## REQUIREMENT
Quote all entries in full, exactly.

Stored records:
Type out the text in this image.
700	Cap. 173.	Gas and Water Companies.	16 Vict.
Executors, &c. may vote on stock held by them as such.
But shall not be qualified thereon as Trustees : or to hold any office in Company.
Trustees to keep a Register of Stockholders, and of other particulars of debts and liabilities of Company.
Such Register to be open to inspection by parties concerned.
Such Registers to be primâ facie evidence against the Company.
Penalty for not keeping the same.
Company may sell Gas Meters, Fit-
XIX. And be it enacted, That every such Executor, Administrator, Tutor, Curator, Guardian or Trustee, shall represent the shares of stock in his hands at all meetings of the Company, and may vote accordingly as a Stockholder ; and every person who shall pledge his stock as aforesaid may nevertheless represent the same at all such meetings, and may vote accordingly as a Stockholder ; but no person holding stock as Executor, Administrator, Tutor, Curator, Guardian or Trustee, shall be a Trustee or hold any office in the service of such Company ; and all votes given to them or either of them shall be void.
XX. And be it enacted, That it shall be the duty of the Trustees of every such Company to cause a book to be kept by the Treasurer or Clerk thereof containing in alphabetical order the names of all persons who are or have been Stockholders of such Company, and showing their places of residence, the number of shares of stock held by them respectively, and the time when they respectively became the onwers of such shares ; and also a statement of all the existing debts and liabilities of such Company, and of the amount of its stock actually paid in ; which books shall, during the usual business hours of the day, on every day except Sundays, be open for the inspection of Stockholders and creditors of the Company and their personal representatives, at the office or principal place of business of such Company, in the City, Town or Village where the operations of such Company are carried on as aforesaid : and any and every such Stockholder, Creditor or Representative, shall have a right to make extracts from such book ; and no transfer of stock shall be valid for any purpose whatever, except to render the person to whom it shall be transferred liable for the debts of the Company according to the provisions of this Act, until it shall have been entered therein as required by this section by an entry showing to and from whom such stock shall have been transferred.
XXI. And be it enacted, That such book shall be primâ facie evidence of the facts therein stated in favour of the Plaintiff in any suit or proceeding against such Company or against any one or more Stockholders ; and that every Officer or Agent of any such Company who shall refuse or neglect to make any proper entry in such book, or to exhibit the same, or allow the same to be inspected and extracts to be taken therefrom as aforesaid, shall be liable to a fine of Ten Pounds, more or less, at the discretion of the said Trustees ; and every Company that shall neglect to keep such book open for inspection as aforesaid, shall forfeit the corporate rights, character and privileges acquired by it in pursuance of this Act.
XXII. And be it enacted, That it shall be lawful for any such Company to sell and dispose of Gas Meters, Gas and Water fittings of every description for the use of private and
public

## RESULT
Type out the text in this image.
700	Cap. 173.	Gas and Water Companies.	16 Vict.
Executors, &c. may vote on stock held by them as such.
But shall not be qualified thereon as Trustees : or to hold any office in Company.
Trustees to keep a Register of Stockholders, and of other particulars of debts and liabilities of Company.
Such Register to be open to inspection by parties concerned.
Such Registers to be primâ facie evidence against the Company.
Penalty for not keeping the same.
Company may sell Gas Meters, Fit-
XIX. And be it enacted, That every such Executor, Administrator, Tutor, Curator, Guardian or Trustee, shall represent the shares of stock in his hands at all meetings of the Company, and may vote accordingly as a Stockholder ; and every person who shall pledge his stock as aforesaid may nevertheless represent the same at all such meetings, and may vote accordingly as a Stockholder ; but no person holding stock as Executor, Administrator, Tutor, Curator, Guardian or Trustee, shall be a Trustee or hold any office in the service of such Company ; and all votes given to them or either of them shall be void.
XX. And be it enacted, That it shall be the duty of the Trustees of every such Company to cause a book to be kept by the Treasurer or Clerk thereof containing in alphabetical order the names of all persons who are or have been Stockholders of such Company, and showing their places of residence, the number of shares of stock held by them respectively, and the time when they respectively became the onwers of such shares ; and also a statement of all the existing debts and liabilities of such Company, and of the amount of its stock actually paid in ; which books shall, during the usual business hours of the day, on every day except Sundays, be open for the inspection of Stockholders and creditors of the Company and their personal representatives, at the office or principal place of business of such Company, in the City, Town or Village where the operations of such Company are carried on as aforesaid : and any and every such Stockholder, Creditor or Representative, shall have a right to make extracts from such book ; and no transfer of stock shall be valid for any purpose whatever, except to render the person to whom it shall be transferred liable for the debts of the Company according to the provisions of this Act, until it shall have been entered therein as required by this section by an entry showing to and from whom such stock shall have been transferred.
XXI. And be it enacted, That such book shall be primâ facie evidence of the facts therein stated in favour of the Plaintiff in any suit or proceeding against such Company or against any one or more Stockholders ; and that every Officer or Agent of any such Company who shall refuse or neglect to make any proper entry in such book, or to exhibit the same, or allow the same to be inspected and extracts to be taken therefrom as aforesaid, shall be liable to a fine of Ten Pounds, more or less, at the discretion of the said Trustees ; and every Company that shall neglect to keep such book open for inspection as aforesaid, shall forfeit the corporate rights, character and privileges acquired by it in pursuance of this Act.
XXII. And be it enacted, That it shall be lawful for any such Company to sell and dispose of Gas Meters, Gas and Water fittings of every description for the use of private and
public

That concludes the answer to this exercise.